» **Problem requirements**:
List every line in this data where the string "licząc" occurs.

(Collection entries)
====

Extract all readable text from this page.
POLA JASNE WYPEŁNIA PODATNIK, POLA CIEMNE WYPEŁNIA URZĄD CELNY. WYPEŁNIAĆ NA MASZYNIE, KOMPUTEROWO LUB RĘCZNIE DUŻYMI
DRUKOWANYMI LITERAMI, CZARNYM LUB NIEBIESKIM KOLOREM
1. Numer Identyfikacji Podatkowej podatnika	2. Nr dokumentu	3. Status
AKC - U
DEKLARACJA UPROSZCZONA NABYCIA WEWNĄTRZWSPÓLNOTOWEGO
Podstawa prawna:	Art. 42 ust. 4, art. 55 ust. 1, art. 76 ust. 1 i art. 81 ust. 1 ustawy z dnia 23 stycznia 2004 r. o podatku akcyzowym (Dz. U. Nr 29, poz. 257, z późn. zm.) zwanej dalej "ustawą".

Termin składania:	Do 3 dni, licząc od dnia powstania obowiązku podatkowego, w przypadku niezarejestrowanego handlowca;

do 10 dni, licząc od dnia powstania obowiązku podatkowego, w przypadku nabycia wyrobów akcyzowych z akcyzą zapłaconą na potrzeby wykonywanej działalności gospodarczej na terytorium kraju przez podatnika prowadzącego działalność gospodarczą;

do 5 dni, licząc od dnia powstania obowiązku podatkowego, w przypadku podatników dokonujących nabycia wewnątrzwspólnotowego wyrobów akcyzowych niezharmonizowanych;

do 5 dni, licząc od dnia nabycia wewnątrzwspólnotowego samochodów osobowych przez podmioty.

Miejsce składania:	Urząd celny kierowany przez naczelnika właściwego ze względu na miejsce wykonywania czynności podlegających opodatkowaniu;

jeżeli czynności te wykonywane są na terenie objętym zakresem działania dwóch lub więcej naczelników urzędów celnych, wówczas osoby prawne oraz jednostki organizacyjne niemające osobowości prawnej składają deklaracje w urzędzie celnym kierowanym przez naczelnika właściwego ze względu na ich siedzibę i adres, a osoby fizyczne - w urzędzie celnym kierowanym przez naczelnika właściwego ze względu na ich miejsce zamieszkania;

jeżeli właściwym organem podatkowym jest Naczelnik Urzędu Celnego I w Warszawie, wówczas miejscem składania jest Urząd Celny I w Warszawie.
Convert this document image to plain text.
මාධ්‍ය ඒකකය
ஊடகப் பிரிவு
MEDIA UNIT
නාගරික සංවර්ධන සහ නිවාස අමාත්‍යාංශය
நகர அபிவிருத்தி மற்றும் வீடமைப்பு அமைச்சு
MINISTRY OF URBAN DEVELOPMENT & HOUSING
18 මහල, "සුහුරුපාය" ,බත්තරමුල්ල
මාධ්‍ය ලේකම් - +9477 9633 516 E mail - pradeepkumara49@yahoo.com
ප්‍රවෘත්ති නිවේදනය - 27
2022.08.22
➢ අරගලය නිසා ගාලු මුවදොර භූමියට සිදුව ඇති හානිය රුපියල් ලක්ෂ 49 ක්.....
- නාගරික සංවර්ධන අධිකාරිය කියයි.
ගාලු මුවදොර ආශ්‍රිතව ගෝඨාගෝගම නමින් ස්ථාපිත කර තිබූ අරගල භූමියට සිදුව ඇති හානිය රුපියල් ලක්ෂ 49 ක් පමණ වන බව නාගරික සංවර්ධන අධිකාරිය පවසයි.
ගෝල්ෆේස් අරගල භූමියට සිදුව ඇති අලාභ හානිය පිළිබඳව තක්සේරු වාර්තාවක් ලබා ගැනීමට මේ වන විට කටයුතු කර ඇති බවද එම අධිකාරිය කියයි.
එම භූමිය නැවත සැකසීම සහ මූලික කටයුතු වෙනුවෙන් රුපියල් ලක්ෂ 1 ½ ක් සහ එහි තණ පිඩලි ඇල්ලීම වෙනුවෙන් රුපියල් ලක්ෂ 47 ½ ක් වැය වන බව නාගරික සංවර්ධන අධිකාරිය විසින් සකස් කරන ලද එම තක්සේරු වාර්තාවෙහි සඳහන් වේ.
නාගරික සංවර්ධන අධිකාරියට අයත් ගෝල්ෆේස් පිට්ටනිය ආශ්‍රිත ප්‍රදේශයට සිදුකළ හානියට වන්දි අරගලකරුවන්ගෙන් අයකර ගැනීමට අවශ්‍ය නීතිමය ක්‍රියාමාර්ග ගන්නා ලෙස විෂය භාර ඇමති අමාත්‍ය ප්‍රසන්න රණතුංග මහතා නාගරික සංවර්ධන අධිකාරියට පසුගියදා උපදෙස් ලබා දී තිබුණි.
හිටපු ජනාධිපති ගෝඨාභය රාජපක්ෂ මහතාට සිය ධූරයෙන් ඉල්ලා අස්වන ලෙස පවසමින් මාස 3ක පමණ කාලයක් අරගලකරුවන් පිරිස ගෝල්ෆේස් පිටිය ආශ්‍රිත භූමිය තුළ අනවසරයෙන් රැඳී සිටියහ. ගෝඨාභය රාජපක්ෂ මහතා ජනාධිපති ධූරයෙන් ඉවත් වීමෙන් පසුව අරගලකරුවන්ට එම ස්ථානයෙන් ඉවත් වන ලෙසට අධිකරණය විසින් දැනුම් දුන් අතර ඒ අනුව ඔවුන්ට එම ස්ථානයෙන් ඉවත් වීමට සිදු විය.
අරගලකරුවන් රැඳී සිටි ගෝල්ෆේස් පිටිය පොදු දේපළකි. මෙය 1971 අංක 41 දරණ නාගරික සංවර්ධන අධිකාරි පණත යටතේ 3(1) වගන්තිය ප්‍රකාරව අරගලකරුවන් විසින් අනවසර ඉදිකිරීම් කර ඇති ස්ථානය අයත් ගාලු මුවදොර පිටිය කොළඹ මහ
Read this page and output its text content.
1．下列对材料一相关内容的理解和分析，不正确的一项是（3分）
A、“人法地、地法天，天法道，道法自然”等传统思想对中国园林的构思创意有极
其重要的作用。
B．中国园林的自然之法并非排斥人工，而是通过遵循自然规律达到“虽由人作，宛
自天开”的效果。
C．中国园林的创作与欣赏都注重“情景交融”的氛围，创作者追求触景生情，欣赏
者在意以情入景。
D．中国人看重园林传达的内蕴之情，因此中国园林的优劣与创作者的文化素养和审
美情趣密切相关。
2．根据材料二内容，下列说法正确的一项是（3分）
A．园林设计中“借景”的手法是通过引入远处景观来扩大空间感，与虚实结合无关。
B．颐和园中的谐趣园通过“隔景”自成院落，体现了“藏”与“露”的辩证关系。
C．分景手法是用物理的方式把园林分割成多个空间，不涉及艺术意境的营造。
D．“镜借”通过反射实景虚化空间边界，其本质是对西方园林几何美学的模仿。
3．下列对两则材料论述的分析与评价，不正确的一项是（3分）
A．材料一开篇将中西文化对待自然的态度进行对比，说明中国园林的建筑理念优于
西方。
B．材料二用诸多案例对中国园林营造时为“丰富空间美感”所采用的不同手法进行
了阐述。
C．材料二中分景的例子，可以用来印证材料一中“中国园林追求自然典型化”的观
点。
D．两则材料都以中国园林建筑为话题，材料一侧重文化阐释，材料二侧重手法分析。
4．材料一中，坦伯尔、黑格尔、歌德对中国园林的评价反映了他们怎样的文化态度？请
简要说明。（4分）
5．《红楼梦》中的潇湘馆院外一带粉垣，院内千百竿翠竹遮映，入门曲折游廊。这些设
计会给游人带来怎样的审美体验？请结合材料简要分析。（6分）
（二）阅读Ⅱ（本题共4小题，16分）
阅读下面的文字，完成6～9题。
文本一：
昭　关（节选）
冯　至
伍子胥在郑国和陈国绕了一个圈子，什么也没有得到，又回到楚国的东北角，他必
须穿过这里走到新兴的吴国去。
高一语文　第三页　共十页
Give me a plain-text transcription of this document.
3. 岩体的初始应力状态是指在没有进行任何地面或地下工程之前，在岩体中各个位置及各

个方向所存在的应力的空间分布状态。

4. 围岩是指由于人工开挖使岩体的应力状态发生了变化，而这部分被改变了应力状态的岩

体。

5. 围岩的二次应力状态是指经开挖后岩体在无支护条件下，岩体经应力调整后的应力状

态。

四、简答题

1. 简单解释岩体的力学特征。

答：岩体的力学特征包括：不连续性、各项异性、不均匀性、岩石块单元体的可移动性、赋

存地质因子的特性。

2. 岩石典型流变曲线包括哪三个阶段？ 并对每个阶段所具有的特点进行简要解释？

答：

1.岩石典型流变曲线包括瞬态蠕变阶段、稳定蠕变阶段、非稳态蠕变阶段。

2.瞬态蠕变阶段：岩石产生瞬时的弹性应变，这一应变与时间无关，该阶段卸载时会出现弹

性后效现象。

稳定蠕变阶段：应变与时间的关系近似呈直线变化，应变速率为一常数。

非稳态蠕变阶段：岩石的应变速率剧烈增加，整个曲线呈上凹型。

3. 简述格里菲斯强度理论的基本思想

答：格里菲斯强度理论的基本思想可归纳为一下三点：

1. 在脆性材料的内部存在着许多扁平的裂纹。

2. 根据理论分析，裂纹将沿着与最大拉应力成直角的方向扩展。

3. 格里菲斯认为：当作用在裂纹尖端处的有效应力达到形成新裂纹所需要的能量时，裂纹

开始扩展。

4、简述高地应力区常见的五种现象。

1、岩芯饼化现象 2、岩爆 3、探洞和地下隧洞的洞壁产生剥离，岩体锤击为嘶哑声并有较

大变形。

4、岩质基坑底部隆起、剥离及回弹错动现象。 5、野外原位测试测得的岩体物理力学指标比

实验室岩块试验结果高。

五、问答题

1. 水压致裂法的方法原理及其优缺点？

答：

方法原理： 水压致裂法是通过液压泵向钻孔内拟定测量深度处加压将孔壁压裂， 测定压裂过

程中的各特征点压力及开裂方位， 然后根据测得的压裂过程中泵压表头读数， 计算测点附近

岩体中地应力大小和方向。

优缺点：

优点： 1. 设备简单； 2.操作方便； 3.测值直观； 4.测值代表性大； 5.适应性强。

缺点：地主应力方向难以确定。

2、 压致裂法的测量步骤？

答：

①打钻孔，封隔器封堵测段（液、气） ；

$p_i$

====

» **Task result**:
Termin składania:	Do 3 dni, licząc od dnia powstania obowiązku podatkowego, w przypadku niezarejestrowanego handlowca;
do 10 dni, licząc od dnia powstania obowiązku podatkowego, w przypadku nabycia wyrobów akcyzowych z akcyzą zapłaconą na potrzeby wykonywanej działalności gospodarczej na terytorium kraju przez podatnika prowadzącego działalność gospodarczą;
do 5 dni, licząc od dnia powstania obowiązku podatkowego, w przypadku podatników dokonujących nabycia wewnątrzwspólnotowego wyrobów akcyzowych niezharmonizowanych;
do 5 dni, licząc od dnia nabycia wewnątrzwspólnotowego samochodów osobowych przez podmioty.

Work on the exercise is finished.